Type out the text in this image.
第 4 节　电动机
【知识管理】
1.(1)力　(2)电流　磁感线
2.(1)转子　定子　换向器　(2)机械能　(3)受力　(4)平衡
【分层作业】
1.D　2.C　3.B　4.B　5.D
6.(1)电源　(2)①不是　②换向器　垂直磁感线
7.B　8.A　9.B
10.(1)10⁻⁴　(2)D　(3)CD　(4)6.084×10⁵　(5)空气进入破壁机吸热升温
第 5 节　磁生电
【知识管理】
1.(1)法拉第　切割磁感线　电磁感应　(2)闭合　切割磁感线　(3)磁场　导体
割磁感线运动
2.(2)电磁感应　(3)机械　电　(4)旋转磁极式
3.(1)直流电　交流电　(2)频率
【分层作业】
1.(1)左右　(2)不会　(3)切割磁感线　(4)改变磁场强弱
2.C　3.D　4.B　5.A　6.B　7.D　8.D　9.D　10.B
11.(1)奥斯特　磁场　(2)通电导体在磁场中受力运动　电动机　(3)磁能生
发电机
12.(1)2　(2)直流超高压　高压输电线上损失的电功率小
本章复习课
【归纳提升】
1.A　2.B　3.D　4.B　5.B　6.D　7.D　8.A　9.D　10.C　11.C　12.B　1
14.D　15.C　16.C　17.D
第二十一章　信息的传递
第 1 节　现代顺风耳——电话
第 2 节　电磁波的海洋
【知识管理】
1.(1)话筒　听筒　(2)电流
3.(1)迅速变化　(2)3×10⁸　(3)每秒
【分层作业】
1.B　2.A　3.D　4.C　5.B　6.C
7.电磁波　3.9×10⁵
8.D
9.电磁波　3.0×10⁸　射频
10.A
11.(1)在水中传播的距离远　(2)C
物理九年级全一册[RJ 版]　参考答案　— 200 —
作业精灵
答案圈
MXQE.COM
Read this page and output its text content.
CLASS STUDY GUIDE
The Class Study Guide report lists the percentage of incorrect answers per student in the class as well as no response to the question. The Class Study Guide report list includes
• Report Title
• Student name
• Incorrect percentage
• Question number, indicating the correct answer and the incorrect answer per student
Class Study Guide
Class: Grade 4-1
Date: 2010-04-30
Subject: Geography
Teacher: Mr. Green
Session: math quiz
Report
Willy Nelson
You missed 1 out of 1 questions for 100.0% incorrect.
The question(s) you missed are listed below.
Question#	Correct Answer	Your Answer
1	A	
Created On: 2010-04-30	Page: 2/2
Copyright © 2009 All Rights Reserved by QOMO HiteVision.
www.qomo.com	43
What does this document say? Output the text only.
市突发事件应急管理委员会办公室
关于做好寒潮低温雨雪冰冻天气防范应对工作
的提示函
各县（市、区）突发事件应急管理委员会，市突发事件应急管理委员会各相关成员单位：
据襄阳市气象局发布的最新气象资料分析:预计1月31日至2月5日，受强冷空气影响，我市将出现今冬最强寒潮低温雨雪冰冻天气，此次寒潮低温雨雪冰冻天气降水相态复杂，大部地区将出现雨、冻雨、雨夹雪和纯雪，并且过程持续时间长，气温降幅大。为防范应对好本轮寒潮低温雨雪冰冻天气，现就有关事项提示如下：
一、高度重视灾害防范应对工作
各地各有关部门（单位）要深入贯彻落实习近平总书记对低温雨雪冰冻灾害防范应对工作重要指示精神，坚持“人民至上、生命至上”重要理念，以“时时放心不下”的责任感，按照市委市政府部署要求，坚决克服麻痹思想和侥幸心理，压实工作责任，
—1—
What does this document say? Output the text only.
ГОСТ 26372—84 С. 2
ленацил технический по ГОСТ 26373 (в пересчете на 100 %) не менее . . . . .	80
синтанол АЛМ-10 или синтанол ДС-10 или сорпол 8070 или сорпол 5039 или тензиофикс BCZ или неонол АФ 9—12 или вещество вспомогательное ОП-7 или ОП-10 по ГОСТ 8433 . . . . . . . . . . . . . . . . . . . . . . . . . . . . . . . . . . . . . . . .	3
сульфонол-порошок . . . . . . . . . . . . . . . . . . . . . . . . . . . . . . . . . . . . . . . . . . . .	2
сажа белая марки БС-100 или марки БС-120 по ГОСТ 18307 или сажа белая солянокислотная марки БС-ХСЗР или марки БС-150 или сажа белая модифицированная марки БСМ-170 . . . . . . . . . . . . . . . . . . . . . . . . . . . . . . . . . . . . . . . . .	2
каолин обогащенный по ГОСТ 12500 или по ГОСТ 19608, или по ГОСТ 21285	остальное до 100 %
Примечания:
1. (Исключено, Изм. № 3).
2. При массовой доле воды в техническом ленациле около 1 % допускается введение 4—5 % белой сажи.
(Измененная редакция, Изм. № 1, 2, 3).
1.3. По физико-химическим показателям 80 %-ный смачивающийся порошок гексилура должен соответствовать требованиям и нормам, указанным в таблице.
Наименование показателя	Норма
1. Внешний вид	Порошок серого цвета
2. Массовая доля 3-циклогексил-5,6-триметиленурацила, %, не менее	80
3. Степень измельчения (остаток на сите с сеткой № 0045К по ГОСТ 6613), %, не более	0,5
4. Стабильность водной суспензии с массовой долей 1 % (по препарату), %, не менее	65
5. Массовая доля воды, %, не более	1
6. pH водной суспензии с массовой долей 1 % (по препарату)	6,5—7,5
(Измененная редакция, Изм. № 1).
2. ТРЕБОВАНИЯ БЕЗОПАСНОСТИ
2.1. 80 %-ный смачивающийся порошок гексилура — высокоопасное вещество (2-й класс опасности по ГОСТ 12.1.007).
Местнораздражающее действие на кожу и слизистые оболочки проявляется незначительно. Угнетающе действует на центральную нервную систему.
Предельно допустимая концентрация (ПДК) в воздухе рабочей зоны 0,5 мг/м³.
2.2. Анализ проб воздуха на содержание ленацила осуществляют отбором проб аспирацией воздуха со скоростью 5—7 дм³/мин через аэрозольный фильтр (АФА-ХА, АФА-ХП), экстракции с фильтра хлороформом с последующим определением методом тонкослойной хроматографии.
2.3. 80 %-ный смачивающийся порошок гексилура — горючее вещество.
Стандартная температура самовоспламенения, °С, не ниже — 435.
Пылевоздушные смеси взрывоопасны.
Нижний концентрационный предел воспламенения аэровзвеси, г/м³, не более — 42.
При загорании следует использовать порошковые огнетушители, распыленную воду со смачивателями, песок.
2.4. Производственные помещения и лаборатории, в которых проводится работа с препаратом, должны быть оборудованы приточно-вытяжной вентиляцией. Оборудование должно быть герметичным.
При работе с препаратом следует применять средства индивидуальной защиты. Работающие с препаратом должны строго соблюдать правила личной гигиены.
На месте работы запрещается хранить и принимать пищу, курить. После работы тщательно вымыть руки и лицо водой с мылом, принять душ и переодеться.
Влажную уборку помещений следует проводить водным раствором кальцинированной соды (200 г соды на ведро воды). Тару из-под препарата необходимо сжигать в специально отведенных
■ ■ ■ ■ ■ ■ ■
**What the exercise asks**
Each line must be given again exactly as written above.

**Task solution**
Type out the text in this image.
第 4 节　电动机
【知识管理】
1.(1)力　(2)电流　磁感线
2.(1)转子　定子　换向器　(2)机械能　(3)受力　(4)平衡
【分层作业】
1.D　2.C　3.B　4.B　5.D
6.(1)电源　(2)①不是　②换向器　垂直磁感线
7.B　8.A　9.B
10.(1)10⁻⁴　(2)D　(3)CD　(4)6.084×10⁵　(5)空气进入破壁机吸热升温
第 5 节　磁生电
【知识管理】
1.(1)法拉第　切割磁感线　电磁感应　(2)闭合　切割磁感线　(3)磁场　导体
割磁感线运动
2.(2)电磁感应　(3)机械　电　(4)旋转磁极式
3.(1)直流电　交流电　(2)频率
【分层作业】
1.(1)左右　(2)不会　(3)切割磁感线　(4)改变磁场强弱
2.C　3.D　4.B　5.A　6.B　7.D　8.D　9.D　10.B
11.(1)奥斯特　磁场　(2)通电导体在磁场中受力运动　电动机　(3)磁能生
发电机
12.(1)2　(2)直流超高压　高压输电线上损失的电功率小
本章复习课
【归纳提升】
1.A　2.B　3.D　4.B　5.B　6.D　7.D　8.A　9.D　10.C　11.C　12.B　1
14.D　15.C　16.C　17.D
第二十一章　信息的传递
第 1 节　现代顺风耳——电话
第 2 节　电磁波的海洋
【知识管理】
1.(1)话筒　听筒　(2)电流
3.(1)迅速变化　(2)3×10⁸　(3)每秒
【分层作业】
1.B　2.A　3.D　4.C　5.B　6.C
7.电磁波　3.9×10⁵
8.D
9.电磁波　3.0×10⁸　射频
10.A
11.(1)在水中传播的距离远　(2)C
物理九年级全一册[RJ 版]　参考答案　— 200 —
作业精灵
答案圈
MXQE.COM
Read this page and output its text content.
CLASS STUDY GUIDE
The Class Study Guide report lists the percentage of incorrect answers per student in the class as well as no response to the question. The Class Study Guide report list includes
• Report Title
• Student name
• Incorrect percentage
• Question number, indicating the correct answer and the incorrect answer per student
Class Study Guide
Class: Grade 4-1
Date: 2010-04-30
Subject: Geography
Teacher: Mr. Green
Session: math quiz
Report
Willy Nelson
You missed 1 out of 1 questions for 100.0% incorrect.
The question(s) you missed are listed below.
Question#	Correct Answer	Your Answer
1	A	
Created On: 2010-04-30	Page: 2/2
Copyright © 2009 All Rights Reserved by QOMO HiteVision.
www.qomo.com	43
What does this document say? Output the text only.
市突发事件应急管理委员会办公室
关于做好寒潮低温雨雪冰冻天气防范应对工作
的提示函
各县（市、区）突发事件应急管理委员会，市突发事件应急管理委员会各相关成员单位：
据襄阳市气象局发布的最新气象资料分析:预计1月31日至2月5日，受强冷空气影响，我市将出现今冬最强寒潮低温雨雪冰冻天气，此次寒潮低温雨雪冰冻天气降水相态复杂，大部地区将出现雨、冻雨、雨夹雪和纯雪，并且过程持续时间长，气温降幅大。为防范应对好本轮寒潮低温雨雪冰冻天气，现就有关事项提示如下：
一、高度重视灾害防范应对工作
各地各有关部门（单位）要深入贯彻落实习近平总书记对低温雨雪冰冻灾害防范应对工作重要指示精神，坚持“人民至上、生命至上”重要理念，以“时时放心不下”的责任感，按照市委市政府部署要求，坚决克服麻痹思想和侥幸心理，压实工作责任，
—1—
What does this document say? Output the text only.
ГОСТ 26372—84 С. 2
ленацил технический по ГОСТ 26373 (в пересчете на 100 %) не менее . . . . .	80
синтанол АЛМ-10 или синтанол ДС-10 или сорпол 8070 или сорпол 5039 или тензиофикс BCZ или неонол АФ 9—12 или вещество вспомогательное ОП-7 или ОП-10 по ГОСТ 8433 . . . . . . . . . . . . . . . . . . . . . . . . . . . . . . . . . . . . . . . .	3
сульфонол-порошок . . . . . . . . . . . . . . . . . . . . . . . . . . . . . . . . . . . . . . . . . . . .	2
сажа белая марки БС-100 или марки БС-120 по ГОСТ 18307 или сажа белая солянокислотная марки БС-ХСЗР или марки БС-150 или сажа белая модифицированная марки БСМ-170 . . . . . . . . . . . . . . . . . . . . . . . . . . . . . . . . . . . . . . . . .	2
каолин обогащенный по ГОСТ 12500 или по ГОСТ 19608, или по ГОСТ 21285	остальное до 100 %
Примечания:
1. (Исключено, Изм. № 3).
2. При массовой доле воды в техническом ленациле около 1 % допускается введение 4—5 % белой сажи.
(Измененная редакция, Изм. № 1, 2, 3).
1.3. По физико-химическим показателям 80 %-ный смачивающийся порошок гексилура должен соответствовать требованиям и нормам, указанным в таблице.
Наименование показателя	Норма
1. Внешний вид	Порошок серого цвета
2. Массовая доля 3-циклогексил-5,6-триметиленурацила, %, не менее	80
3. Степень измельчения (остаток на сите с сеткой № 0045К по ГОСТ 6613), %, не более	0,5
4. Стабильность водной суспензии с массовой долей 1 % (по препарату), %, не менее	65
5. Массовая доля воды, %, не более	1
6. pH водной суспензии с массовой долей 1 % (по препарату)	6,5—7,5
(Измененная редакция, Изм. № 1).
2. ТРЕБОВАНИЯ БЕЗОПАСНОСТИ
2.1. 80 %-ный смачивающийся порошок гексилура — высокоопасное вещество (2-й класс опасности по ГОСТ 12.1.007).
Местнораздражающее действие на кожу и слизистые оболочки проявляется незначительно. Угнетающе действует на центральную нервную систему.
Предельно допустимая концентрация (ПДК) в воздухе рабочей зоны 0,5 мг/м³.
2.2. Анализ проб воздуха на содержание ленацила осуществляют отбором проб аспирацией воздуха со скоростью 5—7 дм³/мин через аэрозольный фильтр (АФА-ХА, АФА-ХП), экстракции с фильтра хлороформом с последующим определением методом тонкослойной хроматографии.
2.3. 80 %-ный смачивающийся порошок гексилура — горючее вещество.
Стандартная температура самовоспламенения, °С, не ниже — 435.
Пылевоздушные смеси взрывоопасны.
Нижний концентрационный предел воспламенения аэровзвеси, г/м³, не более — 42.
При загорании следует использовать порошковые огнетушители, распыленную воду со смачивателями, песок.
2.4. Производственные помещения и лаборатории, в которых проводится работа с препаратом, должны быть оборудованы приточно-вытяжной вентиляцией. Оборудование должно быть герметичным.
При работе с препаратом следует применять средства индивидуальной защиты. Работающие с препаратом должны строго соблюдать правила личной гигиены.
На месте работы запрещается хранить и принимать пищу, курить. После работы тщательно вымыть руки и лицо водой с мылом, принять душ и переодеться.
Влажную уборку помещений следует проводить водным раствором кальцинированной соды (200 г соды на ведро воды). Тару из-под препарата необходимо сжигать в специально отведенных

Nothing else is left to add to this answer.